In one place he quotes the latter half of this verse to the monk Alyosha Karamazov, followed by the words, “You will go forth from these [monastery] walls, but you will sojourn in the world like a monk.” [8] In this instance Alyosha the monk is the grain of wheat that will fall to the ground and die; that is, his monastic vocation in the monastery will “die” so that his monastic vocation in the world can thrive. It appears that he will do more good outside the monastery than he can do inside the cloister.

Later, also in Book 6, we learn that Zosima was once visited by a “mysterious” man who confessed to the elder that he had, in the past, killed a woman but the murder was pinned on another man, who subsequently died in prison. The actual killer was now living a successful life but tormented by his sinful actions. Zosima’s advice was to “go and tell,” for in doing so the guilty man would fall to the ground and die but then bring forth much fruit. The theological message here is about dying to self so that others may live. It is overtly christological—in imitation of Christ. Everyone must die in order to bring forth good.

At the heart of “The Grand Inquisitor” section is the contention of the fictitious Roman Catholic inquisitor that humans, particularly Christians, do not want freedom, “For nothing has ever been more insufferable for man and for human society than freedom” (252). The inquisitor says that Jesus’ main mistake during his temptation by Satan in the wilderness (cf. Matt. 4:1–11) was that he did not take the bread offered him by Satan. Jesus rejected it, says the inquisitor, because he did not want to deprive humans of free choice. But humans themselves do not want this freedom, for they would rather be fed than be free and starve: “No science will give them bread as long as they remain free, but in the end they will lay their freedom at our feet and say to us: ‘Better that you enslave, but feed us.’” And they will say this, he continues, because they “will finally understand that freedom and earthly bread in plenty for everyone are inconceivable together.” And in surrendering their freedom for bread they will look upon those who feed them “as gods, because we, standing at their head, have agreed to suffer freedom and to rule over them” (253).

The inquisitor continues to drive the point home by referencing freedom no less than twenty times in this section. The solution, says the inquisitor, is that the church (in this case, the Roman Catholic Church) has stepped in and told its adherents what to do and it puts to death, literally, those who do not want to surrender their freedom. In fact, Jesus himself is on trial in the fictional account of the inquisitor. By doing this, the inquisitor insists, the church “corrected your deed” (257), though she has done so by being in league with Satan!

This is the theology/philosophy that Father Zosima’s “Testament” and teachings are meant to correct. Dostoevsky lays out before his reader a deep and troubling theological knot that puts the very existence of Jesus Christ as God in jeopardy alongside the corruptibility of the church. For many readers, this theologically rich and probing section would not only prove to be challenging to read, but its existential consequences are a matter of life and death from a soteriological standpoint. Yet Dostoevsky’s response to the inquisitor is no less challenging. Simply put, as a monk, Father Zosima has a reputation for holiness, thus highlighting his unusual command to Alyosha to leave the monastery and become a monk in the world, for it is highly unusual for a presumed saint to discourage one’s monastic vocation.

▸ **Supplied entries**
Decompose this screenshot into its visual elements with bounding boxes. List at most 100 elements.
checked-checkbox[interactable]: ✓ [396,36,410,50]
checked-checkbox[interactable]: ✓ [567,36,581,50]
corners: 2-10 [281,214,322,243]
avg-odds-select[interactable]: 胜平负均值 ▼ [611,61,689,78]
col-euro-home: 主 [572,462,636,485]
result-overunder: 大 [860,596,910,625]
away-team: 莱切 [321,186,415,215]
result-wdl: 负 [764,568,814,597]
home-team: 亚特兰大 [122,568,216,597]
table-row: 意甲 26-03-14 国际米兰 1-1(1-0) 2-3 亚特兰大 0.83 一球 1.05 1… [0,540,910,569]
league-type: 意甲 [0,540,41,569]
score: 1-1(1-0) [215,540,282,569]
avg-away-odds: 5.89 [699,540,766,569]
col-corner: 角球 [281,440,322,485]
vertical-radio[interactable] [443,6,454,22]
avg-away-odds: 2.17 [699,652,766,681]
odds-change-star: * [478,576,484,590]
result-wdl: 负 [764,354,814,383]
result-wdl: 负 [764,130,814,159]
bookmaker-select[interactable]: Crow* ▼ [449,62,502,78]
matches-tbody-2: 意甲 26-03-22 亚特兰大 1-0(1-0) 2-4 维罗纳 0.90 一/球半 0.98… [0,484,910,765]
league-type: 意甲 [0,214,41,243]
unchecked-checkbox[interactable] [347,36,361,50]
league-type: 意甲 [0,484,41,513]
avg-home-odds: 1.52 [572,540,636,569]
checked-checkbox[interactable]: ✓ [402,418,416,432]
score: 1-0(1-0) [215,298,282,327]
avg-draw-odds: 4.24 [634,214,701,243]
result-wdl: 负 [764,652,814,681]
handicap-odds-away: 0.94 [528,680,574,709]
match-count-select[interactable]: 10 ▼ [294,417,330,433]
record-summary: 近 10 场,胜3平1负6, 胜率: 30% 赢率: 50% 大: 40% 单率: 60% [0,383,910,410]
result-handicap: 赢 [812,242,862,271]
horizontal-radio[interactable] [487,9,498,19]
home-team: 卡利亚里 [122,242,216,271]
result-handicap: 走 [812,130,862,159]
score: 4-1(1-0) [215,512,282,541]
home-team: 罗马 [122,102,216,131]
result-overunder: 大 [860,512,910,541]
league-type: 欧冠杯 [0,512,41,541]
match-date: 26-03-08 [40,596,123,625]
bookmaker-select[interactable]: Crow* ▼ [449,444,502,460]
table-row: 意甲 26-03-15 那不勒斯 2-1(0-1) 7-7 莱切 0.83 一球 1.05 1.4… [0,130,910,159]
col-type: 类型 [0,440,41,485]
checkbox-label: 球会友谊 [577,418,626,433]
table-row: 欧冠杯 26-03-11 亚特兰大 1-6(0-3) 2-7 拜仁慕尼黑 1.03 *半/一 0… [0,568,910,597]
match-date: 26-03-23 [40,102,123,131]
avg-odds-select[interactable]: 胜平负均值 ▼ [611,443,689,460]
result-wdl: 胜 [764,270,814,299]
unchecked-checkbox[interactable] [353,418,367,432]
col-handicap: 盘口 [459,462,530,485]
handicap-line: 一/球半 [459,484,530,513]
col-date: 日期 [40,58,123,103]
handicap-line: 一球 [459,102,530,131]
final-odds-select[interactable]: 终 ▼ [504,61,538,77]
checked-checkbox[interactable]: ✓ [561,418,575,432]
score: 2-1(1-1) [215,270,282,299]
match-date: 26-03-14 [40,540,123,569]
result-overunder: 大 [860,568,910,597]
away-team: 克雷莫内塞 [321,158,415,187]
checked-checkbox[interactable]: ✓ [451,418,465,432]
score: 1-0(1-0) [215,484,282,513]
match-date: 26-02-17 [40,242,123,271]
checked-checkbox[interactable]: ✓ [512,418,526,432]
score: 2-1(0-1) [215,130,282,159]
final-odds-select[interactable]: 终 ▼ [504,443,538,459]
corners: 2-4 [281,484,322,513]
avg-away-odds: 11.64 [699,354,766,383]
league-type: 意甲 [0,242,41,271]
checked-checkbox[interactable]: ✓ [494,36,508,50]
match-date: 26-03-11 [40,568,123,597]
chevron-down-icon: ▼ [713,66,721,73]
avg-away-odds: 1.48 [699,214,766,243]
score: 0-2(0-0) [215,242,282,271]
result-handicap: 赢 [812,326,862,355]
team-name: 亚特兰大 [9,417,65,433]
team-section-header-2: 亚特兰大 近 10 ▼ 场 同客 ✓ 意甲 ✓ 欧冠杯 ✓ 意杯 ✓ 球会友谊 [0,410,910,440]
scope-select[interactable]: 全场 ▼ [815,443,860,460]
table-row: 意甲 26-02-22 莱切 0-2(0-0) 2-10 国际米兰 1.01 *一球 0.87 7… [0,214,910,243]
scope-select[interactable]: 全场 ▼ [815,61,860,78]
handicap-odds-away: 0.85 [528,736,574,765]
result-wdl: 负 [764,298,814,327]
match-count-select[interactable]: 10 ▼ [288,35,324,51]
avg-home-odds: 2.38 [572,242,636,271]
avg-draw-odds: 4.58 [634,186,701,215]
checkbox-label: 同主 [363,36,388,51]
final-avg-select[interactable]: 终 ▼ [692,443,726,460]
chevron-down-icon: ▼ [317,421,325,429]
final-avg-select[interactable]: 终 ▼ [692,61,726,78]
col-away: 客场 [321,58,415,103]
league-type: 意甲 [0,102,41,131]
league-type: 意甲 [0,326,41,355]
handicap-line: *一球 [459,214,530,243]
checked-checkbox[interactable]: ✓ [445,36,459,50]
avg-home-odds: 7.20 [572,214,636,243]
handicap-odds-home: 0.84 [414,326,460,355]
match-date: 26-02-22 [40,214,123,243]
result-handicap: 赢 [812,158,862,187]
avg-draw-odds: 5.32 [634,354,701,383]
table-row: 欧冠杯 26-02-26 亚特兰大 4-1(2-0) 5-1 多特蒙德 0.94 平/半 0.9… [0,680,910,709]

▸ **What you need to do**
a) Reproduce, word for word, the stretch of the passage on Dostoevsky from "In one place" through "inside the cloister.".
b) Write out the lines of the listing exactly, from its start through the line that contains "col-euro-home: 主 [572,462,636,485]", including that line.

▸ **Exercise answers**
a)
In one place he quotes the latter half of this verse to the monk Alyosha Karamazov, followed by the words, “You will go forth from these [monastery] walls, but you will sojourn in the world like a monk.” [8] In this instance Alyosha the monk is the grain of wheat that will fall to the ground and die; that is, his monastic vocation in the monastery will “die” so that his monastic vocation in the world can thrive. It appears that he will do more good outside the monastery than he can do inside the cloister.

b)
Decompose this screenshot into its visual elements with bounding boxes. List at most 100 elements.
checked-checkbox[interactable]: ✓ [396,36,410,50]
checked-checkbox[interactable]: ✓ [567,36,581,50]
corners: 2-10 [281,214,322,243]
avg-odds-select[interactable]: 胜平负均值 ▼ [611,61,689,78]
col-euro-home: 主 [572,462,636,485]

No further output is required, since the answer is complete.